YOUR TASK: Search the entries below. Return every line that has "soft" in it.

:: PROVIDED DATA ::

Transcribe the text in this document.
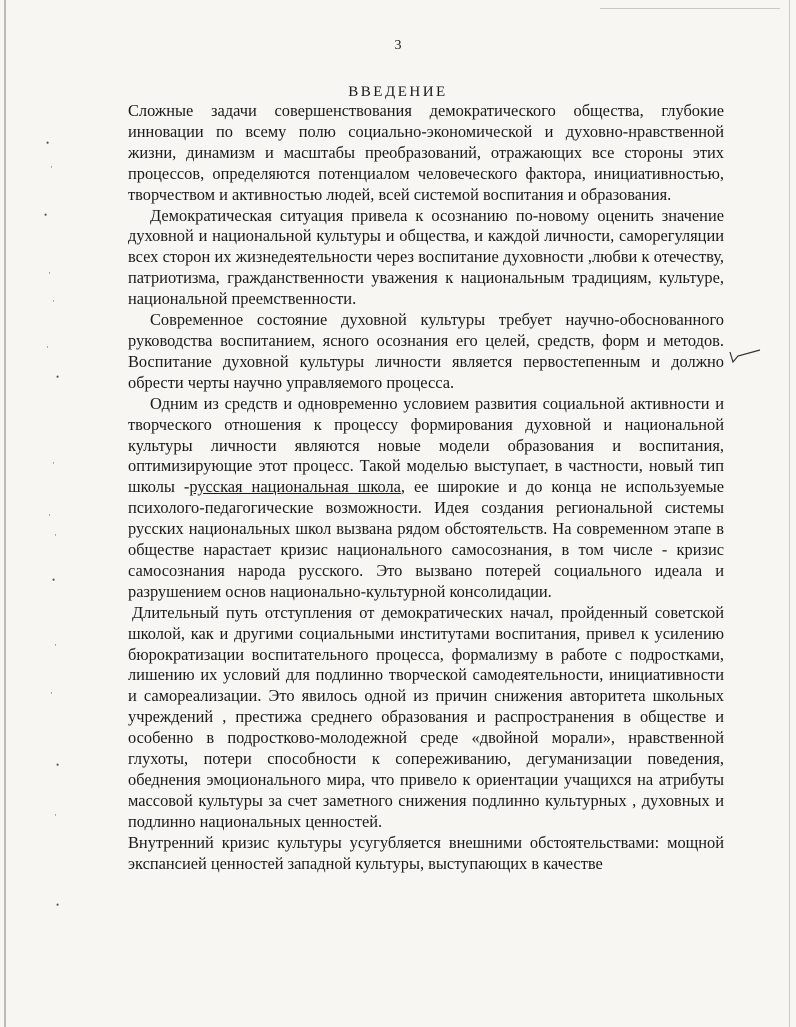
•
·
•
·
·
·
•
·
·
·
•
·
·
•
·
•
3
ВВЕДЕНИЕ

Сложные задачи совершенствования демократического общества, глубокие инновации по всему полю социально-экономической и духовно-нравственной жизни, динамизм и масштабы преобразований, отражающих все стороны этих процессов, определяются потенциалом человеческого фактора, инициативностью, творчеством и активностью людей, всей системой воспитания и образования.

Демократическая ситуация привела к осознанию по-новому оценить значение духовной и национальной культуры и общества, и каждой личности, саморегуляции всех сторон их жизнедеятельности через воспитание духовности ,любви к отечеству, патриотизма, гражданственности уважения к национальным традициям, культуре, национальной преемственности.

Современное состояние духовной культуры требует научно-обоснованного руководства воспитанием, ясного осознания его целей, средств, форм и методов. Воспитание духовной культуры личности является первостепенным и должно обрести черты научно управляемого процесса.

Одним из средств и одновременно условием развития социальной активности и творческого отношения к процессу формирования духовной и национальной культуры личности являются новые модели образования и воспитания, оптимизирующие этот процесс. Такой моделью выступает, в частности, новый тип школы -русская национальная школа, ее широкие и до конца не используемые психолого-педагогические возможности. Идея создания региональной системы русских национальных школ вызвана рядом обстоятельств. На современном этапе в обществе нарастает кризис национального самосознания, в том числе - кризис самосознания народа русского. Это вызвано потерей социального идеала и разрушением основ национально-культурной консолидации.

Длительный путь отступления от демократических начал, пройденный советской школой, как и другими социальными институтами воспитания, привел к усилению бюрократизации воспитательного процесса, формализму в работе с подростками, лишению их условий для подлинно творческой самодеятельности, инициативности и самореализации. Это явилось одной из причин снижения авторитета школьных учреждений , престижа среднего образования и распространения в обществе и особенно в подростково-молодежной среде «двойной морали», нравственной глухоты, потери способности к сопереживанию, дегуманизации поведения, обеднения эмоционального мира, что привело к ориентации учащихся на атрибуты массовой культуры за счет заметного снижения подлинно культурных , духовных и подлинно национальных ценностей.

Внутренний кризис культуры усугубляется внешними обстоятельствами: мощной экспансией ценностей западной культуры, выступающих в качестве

:::
:: PROVIDED DATA ::

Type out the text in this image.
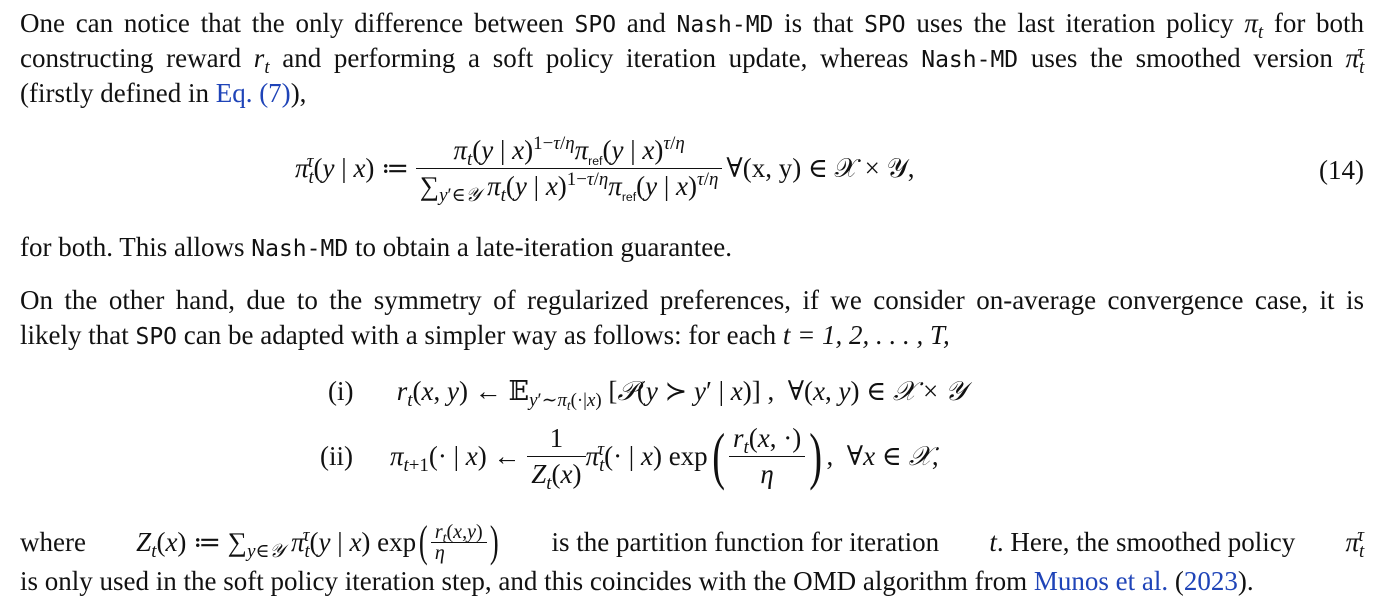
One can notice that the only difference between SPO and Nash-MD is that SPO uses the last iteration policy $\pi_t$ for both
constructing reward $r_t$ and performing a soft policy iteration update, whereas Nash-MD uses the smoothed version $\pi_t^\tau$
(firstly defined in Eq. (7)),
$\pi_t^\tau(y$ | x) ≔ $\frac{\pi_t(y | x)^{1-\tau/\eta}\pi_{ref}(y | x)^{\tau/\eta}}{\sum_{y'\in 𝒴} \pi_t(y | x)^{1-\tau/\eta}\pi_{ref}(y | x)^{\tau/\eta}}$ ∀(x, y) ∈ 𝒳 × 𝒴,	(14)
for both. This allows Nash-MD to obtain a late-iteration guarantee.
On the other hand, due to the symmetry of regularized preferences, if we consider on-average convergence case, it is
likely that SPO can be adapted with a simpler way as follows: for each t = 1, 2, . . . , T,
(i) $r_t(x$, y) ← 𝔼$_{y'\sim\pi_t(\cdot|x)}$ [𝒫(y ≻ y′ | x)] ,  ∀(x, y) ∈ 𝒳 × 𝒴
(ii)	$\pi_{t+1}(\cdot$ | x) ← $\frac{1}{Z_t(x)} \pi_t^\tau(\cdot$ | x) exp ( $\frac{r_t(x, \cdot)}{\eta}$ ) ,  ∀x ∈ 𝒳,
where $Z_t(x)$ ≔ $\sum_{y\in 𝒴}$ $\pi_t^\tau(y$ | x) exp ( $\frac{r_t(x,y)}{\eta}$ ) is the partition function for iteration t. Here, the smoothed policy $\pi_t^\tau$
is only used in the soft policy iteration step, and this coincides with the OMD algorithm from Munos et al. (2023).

:::
:: PROVIDED DATA ::

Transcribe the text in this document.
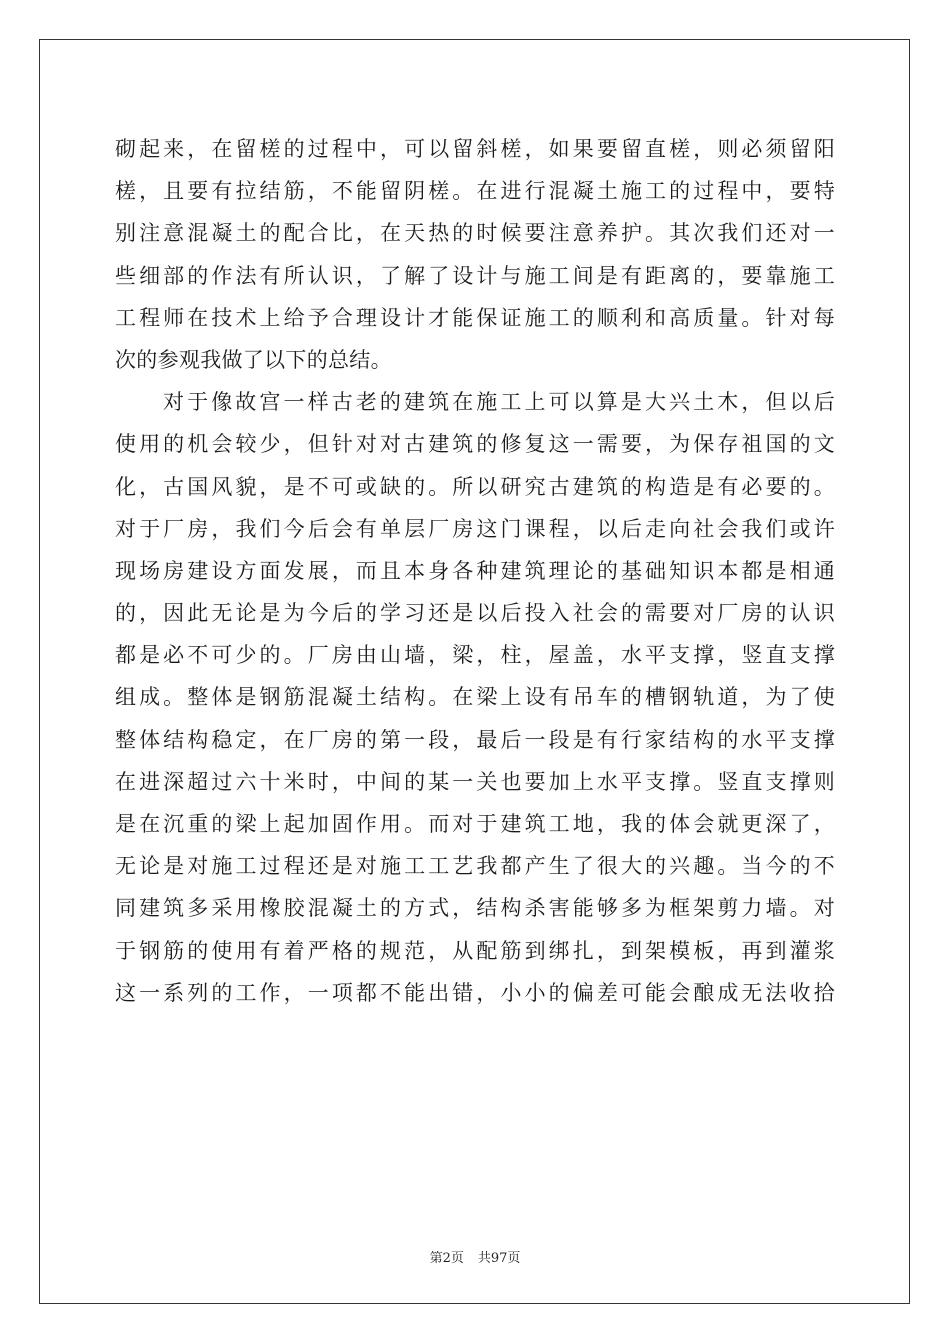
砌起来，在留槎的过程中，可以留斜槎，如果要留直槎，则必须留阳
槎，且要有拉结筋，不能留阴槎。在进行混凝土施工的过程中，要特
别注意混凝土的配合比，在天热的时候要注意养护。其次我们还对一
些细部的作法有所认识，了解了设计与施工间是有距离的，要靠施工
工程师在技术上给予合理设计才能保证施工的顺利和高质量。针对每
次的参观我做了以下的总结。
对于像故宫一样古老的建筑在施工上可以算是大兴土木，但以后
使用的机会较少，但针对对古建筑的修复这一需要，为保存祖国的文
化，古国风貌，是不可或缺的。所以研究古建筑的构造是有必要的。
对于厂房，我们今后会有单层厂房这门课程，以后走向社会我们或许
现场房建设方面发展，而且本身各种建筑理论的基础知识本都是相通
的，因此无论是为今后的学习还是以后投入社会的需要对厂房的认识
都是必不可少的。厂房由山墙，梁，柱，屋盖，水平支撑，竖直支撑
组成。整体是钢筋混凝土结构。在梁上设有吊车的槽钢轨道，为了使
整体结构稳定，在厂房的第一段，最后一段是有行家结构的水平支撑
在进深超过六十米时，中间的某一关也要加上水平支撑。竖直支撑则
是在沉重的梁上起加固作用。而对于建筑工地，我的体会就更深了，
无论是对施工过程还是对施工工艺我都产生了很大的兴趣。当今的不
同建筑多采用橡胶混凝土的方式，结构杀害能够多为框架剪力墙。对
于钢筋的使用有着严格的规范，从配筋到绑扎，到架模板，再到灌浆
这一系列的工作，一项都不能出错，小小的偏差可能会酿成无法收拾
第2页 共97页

:::

COMPLETE ANSWER:
constructing reward $r_t$ and performing a soft policy iteration update, whereas Nash-MD uses the smoothed version $\pi_t^\tau$
is only used in the soft policy iteration step, and this coincides with the OMD algorithm from Munos et al. (2023).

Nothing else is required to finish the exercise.